PROBLEM DETAILS: What you return must be the full listing, word for word, with no images in it.

PROVIDED INFORMATION:
--------------------
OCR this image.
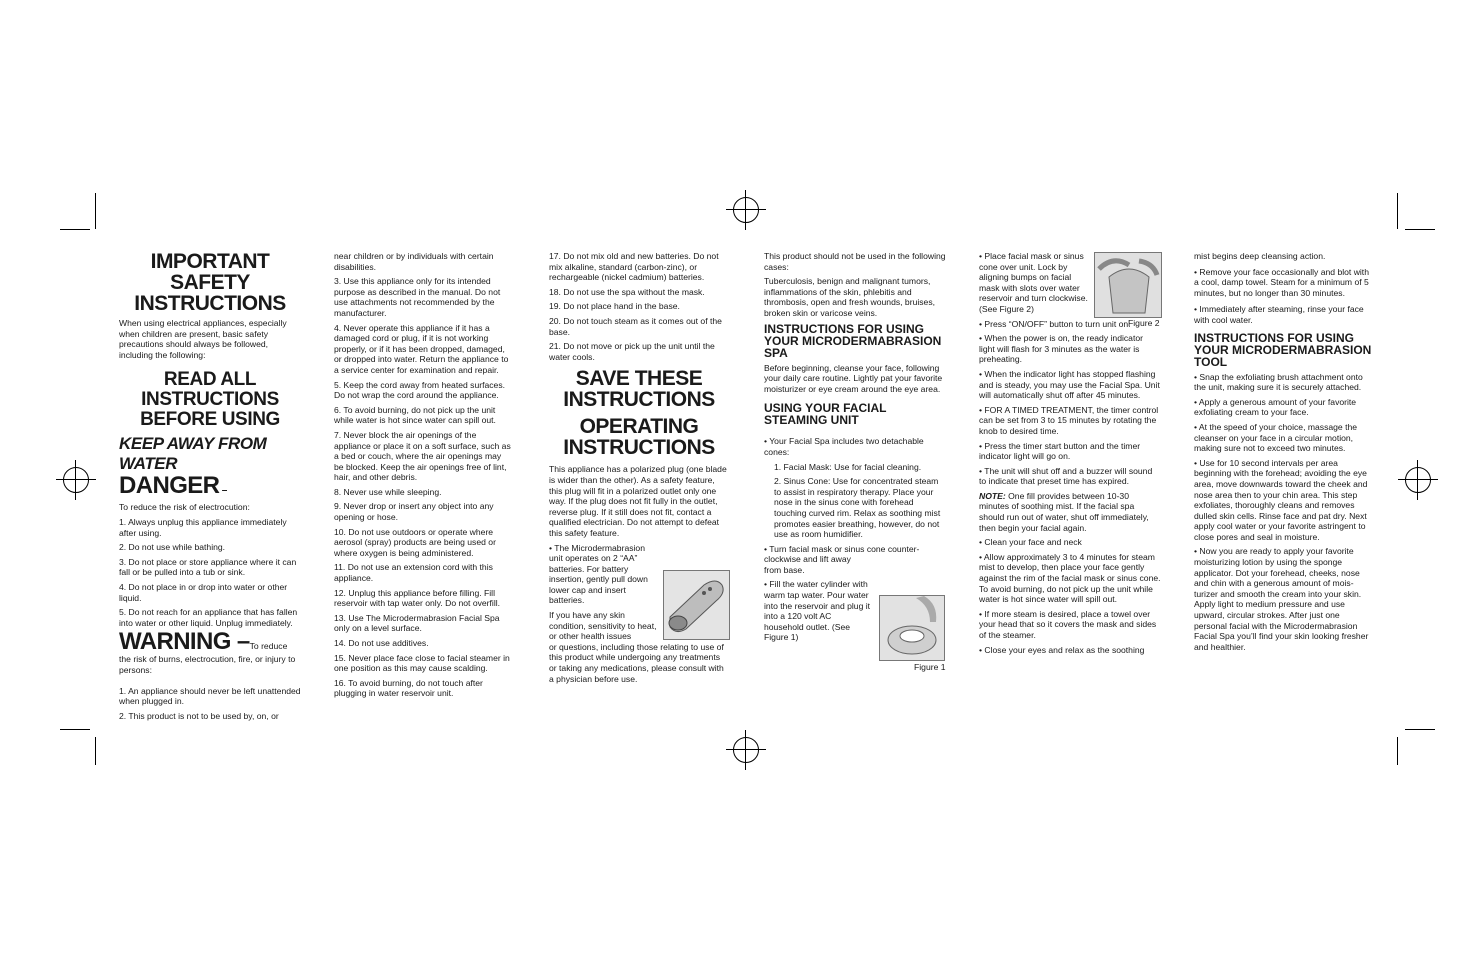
IMPORTANT SAFETY INSTRUCTIONS

When using electrical appliances, especially when children are present, basic safety precautions should always be followed, including the following:

READ ALL INSTRUCTIONS BEFORE USING
KEEP AWAY FROM WATER
DANGER –

To reduce the risk of electrocution:

1. Always unplug this appliance immediately after using.

2. Do not use while bathing.

3. Do not place or store appliance where it can fall or be pulled into a tub or sink.

4. Do not place in or drop into water or other liquid.

5. Do not reach for an appliance that has fallen into water or other liquid. Unplug immediately.

WARNING –To reduce the risk of burns, electrocution, fire, or injury to persons:

1. An appliance should never be left unattended when plugged in.

2. This product is not to be used by, on, or

near children or by individuals with certain disabilities.

3. Use this appliance only for its intended purpose as described in the manual. Do not use attachments not recommended by the manufacturer.

4. Never operate this appliance if it has a damaged cord or plug, if it is not working properly, or if it has been dropped, damaged, or dropped into water. Return the appliance to a service center for examination and repair.

5. Keep the cord away from heated surfaces. Do not wrap the cord around the appliance.

6. To avoid burning, do not pick up the unit while water is hot since water can spill out.

7. Never block the air openings of the appliance or place it on a soft surface, such as a bed or couch, where the air openings may be blocked. Keep the air openings free of lint, hair, and other debris.

8. Never use while sleeping.

9. Never drop or insert any object into any opening or hose.

10. Do not use outdoors or operate where aerosol (spray) products are being used or where oxygen is being administered.

11. Do not use an extension cord with this appliance.

12. Unplug this appliance before filling. Fill reservoir with tap water only. Do not overfill.

13. Use The Microdermabrasion Facial Spa only on a level surface.

14. Do not use additives.

15. Never place face close to facial steamer in one position as this may cause scalding.

16. To avoid burning, do not touch after plugging in water reservoir unit.

17. Do not mix old and new batteries. Do not mix alkaline, standard (carbon-zinc), or rechargeable (nickel cadmium) batteries.

18. Do not use the spa without the mask.

19. Do not place hand in the base.

20. Do not touch steam as it comes out of the base.

21. Do not move or pick up the unit until the water cools.

SAVE THESE INSTRUCTIONS
OPERATING INSTRUCTIONS

This appliance has a polarized plug (one blade is wider than the other). As a safety feature, this plug will fit in a polarized outlet only one way. If the plug does not fit fully in the outlet, reverse plug. If it still does not fit, contact a qualified electrician. Do not attempt to defeat this safety feature.

• The Microdermabrasion unit operates on 2 “AA” batteries. For battery insertion, gently pull down lower cap and insert batteries.

If you have any skin condition, sensitivity to heat, or other health issues

or questions, including those relating to use of this product while undergoing any treatments or taking any medications, please consult with a physician before use.

This product should not be used in the following cases:

Tuberculosis, benign and malignant tumors, inflammations of the skin, phlebitis and thrombosis, open and fresh wounds, bruises, broken skin or varicose veins.

INSTRUCTIONS FOR USING YOUR MICRODERMABRASION SPA

Before beginning, cleanse your face, following your daily care routine. Lightly pat your favorite moisturizer or eye cream around the eye area.

USING YOUR FACIAL STEAMING UNIT

• Your Facial Spa includes two detachable cones:

1. Facial Mask: Use for facial cleaning.

2. Sinus Cone: Use for concentrated steam to assist in respiratory therapy. Place your nose in the sinus cone with forehead touching curved rim. Relax as soothing mist promotes easier breathing, however, do not use as room humidifier.

• Turn facial mask or sinus cone counter-clockwise and lift away

from base.

• Fill the water cylinder with warm tap water. Pour water into the reservoir and plug it into a 120 volt AC household outlet. (See Figure 1)

Figure 1

• Place facial mask or sinus cone over unit. Lock by aligning bumps on facial mask with slots over water reservoir and turn clockwise. (See Figure 2)

• Press “ON/OFF” button to turn unit on.

• When the power is on, the ready indicator light will flash for 3 minutes as the water is preheating.

• When the indicator light has stopped flashing and is steady, you may use the Facial Spa. Unit will automatically shut off after 45 minutes.

• FOR A TIMED TREATMENT, the timer control can be set from 3 to 15 minutes by rotating the knob to desired time.

• Press the timer start button and the timer indicator light will go on.

• The unit will shut off and a buzzer will sound to indicate that preset time has expired.

NOTE: One fill provides between 10-30 minutes of soothing mist. If the facial spa should run out of water, shut off immediately, then begin your facial again.

• Clean your face and neck

• Allow approximately 3 to 4 minutes for steam mist to develop, then place your face gently against the rim of the facial mask or sinus cone. To avoid burning, do not pick up the unit while water is hot since water will spill out.

• If more steam is desired, place a towel over your head that so it covers the mask and sides of the steamer.

• Close your eyes and relax as the soothing

Figure 2

mist begins deep cleansing action.

• Remove your face occasionally and blot with a cool, damp towel. Steam for a minimum of 5 minutes, but no longer than 30 minutes.

• Immediately after steaming, rinse your face with cool water.

INSTRUCTIONS FOR USING YOUR MICRODERMABRASION TOOL

• Snap the exfoliating brush attachment onto the unit, making sure it is securely attached.

• Apply a generous amount of your favorite exfoliating cream to your face.

• At the speed of your choice, massage the cleanser on your face in a circular motion, making sure not to exceed two minutes.

• Use for 10 second intervals per area beginning with the forehead; avoiding the eye area, move downwards toward the cheek and nose area then to your chin area. This step exfoliates, thoroughly cleans and removes dulled skin cells. Rinse face and pat dry. Next apply cool water or your favorite astringent to close pores and seal in moisture.

• Now you are ready to apply your favorite moisturizing lotion by using the sponge applicator. Dot your forehead, cheeks, nose and chin with a generous amount of mois-turizer and smooth the cream into your skin. Apply light to medium pressure and use upward, circular strokes. After just one personal facial with the Microdermabrasion Facial Spa you’ll find your skin looking fresher and healthier.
--------------------
EXERCISE RESULT:
OCR this image.
IMPORTANT SAFETY INSTRUCTIONS

When using electrical appliances, especially when children are present, basic safety precautions should always be followed, including the following:

READ ALL INSTRUCTIONS BEFORE USING
KEEP AWAY FROM WATER
DANGER –

To reduce the risk of electrocution:

1. Always unplug this appliance immediately after using.

2. Do not use while bathing.

3. Do not place or store appliance where it can fall or be pulled into a tub or sink.

4. Do not place in or drop into water or other liquid.

5. Do not reach for an appliance that has fallen into water or other liquid. Unplug immediately.

WARNING –To reduce the risk of burns, electrocution, fire, or injury to persons:

1. An appliance should never be left unattended when plugged in.

2. This product is not to be used by, on, or

near children or by individuals with certain disabilities.

3. Use this appliance only for its intended purpose as described in the manual. Do not use attachments not recommended by the manufacturer.

4. Never operate this appliance if it has a damaged cord or plug, if it is not working properly, or if it has been dropped, damaged, or dropped into water. Return the appliance to a service center for examination and repair.

5. Keep the cord away from heated surfaces. Do not wrap the cord around the appliance.

6. To avoid burning, do not pick up the unit while water is hot since water can spill out.

7. Never block the air openings of the appliance or place it on a soft surface, such as a bed or couch, where the air openings may be blocked. Keep the air openings free of lint, hair, and other debris.

8. Never use while sleeping.

9. Never drop or insert any object into any opening or hose.

10. Do not use outdoors or operate where aerosol (spray) products are being used or where oxygen is being administered.

11. Do not use an extension cord with this appliance.

12. Unplug this appliance before filling. Fill reservoir with tap water only. Do not overfill.

13. Use The Microdermabrasion Facial Spa only on a level surface.

14. Do not use additives.

15. Never place face close to facial steamer in one position as this may cause scalding.

16. To avoid burning, do not touch after plugging in water reservoir unit.

17. Do not mix old and new batteries. Do not mix alkaline, standard (carbon-zinc), or rechargeable (nickel cadmium) batteries.

18. Do not use the spa without the mask.

19. Do not place hand in the base.

20. Do not touch steam as it comes out of the base.

21. Do not move or pick up the unit until the water cools.

SAVE THESE INSTRUCTIONS
OPERATING INSTRUCTIONS

This appliance has a polarized plug (one blade is wider than the other). As a safety feature, this plug will fit in a polarized outlet only one way. If the plug does not fit fully in the outlet, reverse plug. If it still does not fit, contact a qualified electrician. Do not attempt to defeat this safety feature.

• The Microdermabrasion unit operates on 2 “AA” batteries. For battery insertion, gently pull down lower cap and insert batteries.

If you have any skin condition, sensitivity to heat, or other health issues

or questions, including those relating to use of this product while undergoing any treatments or taking any medications, please consult with a physician before use.

This product should not be used in the following cases:

Tuberculosis, benign and malignant tumors, inflammations of the skin, phlebitis and thrombosis, open and fresh wounds, bruises, broken skin or varicose veins.

INSTRUCTIONS FOR USING YOUR MICRODERMABRASION SPA

Before beginning, cleanse your face, following your daily care routine. Lightly pat your favorite moisturizer or eye cream around the eye area.

USING YOUR FACIAL STEAMING UNIT

• Your Facial Spa includes two detachable cones:

1. Facial Mask: Use for facial cleaning.

2. Sinus Cone: Use for concentrated steam to assist in respiratory therapy. Place your nose in the sinus cone with forehead touching curved rim. Relax as soothing mist promotes easier breathing, however, do not use as room humidifier.

• Turn facial mask or sinus cone counter-clockwise and lift away

from base.

• Fill the water cylinder with warm tap water. Pour water into the reservoir and plug it into a 120 volt AC household outlet. (See Figure 1)

Figure 1

• Place facial mask or sinus cone over unit. Lock by aligning bumps on facial mask with slots over water reservoir and turn clockwise. (See Figure 2)

• Press “ON/OFF” button to turn unit on.

• When the power is on, the ready indicator light will flash for 3 minutes as the water is preheating.

• When the indicator light has stopped flashing and is steady, you may use the Facial Spa. Unit will automatically shut off after 45 minutes.

• FOR A TIMED TREATMENT, the timer control can be set from 3 to 15 minutes by rotating the knob to desired time.

• Press the timer start button and the timer indicator light will go on.

• The unit will shut off and a buzzer will sound to indicate that preset time has expired.

NOTE: One fill provides between 10-30 minutes of soothing mist. If the facial spa should run out of water, shut off immediately, then begin your facial again.

• Clean your face and neck

• Allow approximately 3 to 4 minutes for steam mist to develop, then place your face gently against the rim of the facial mask or sinus cone. To avoid burning, do not pick up the unit while water is hot since water will spill out.

• If more steam is desired, place a towel over your head that so it covers the mask and sides of the steamer.

• Close your eyes and relax as the soothing

Figure 2

mist begins deep cleansing action.

• Remove your face occasionally and blot with a cool, damp towel. Steam for a minimum of 5 minutes, but no longer than 30 minutes.

• Immediately after steaming, rinse your face with cool water.

INSTRUCTIONS FOR USING YOUR MICRODERMABRASION TOOL

• Snap the exfoliating brush attachment onto the unit, making sure it is securely attached.

• Apply a generous amount of your favorite exfoliating cream to your face.

• At the speed of your choice, massage the cleanser on your face in a circular motion, making sure not to exceed two minutes.

• Use for 10 second intervals per area beginning with the forehead; avoiding the eye area, move downwards toward the cheek and nose area then to your chin area. This step exfoliates, thoroughly cleans and removes dulled skin cells. Rinse face and pat dry. Next apply cool water or your favorite astringent to close pores and seal in moisture.

• Now you are ready to apply your favorite moisturizing lotion by using the sponge applicator. Dot your forehead, cheeks, nose and chin with a generous amount of mois-turizer and smooth the cream into your skin. Apply light to medium pressure and use upward, circular strokes. After just one personal facial with the Microdermabrasion Facial Spa you’ll find your skin looking fresher and healthier.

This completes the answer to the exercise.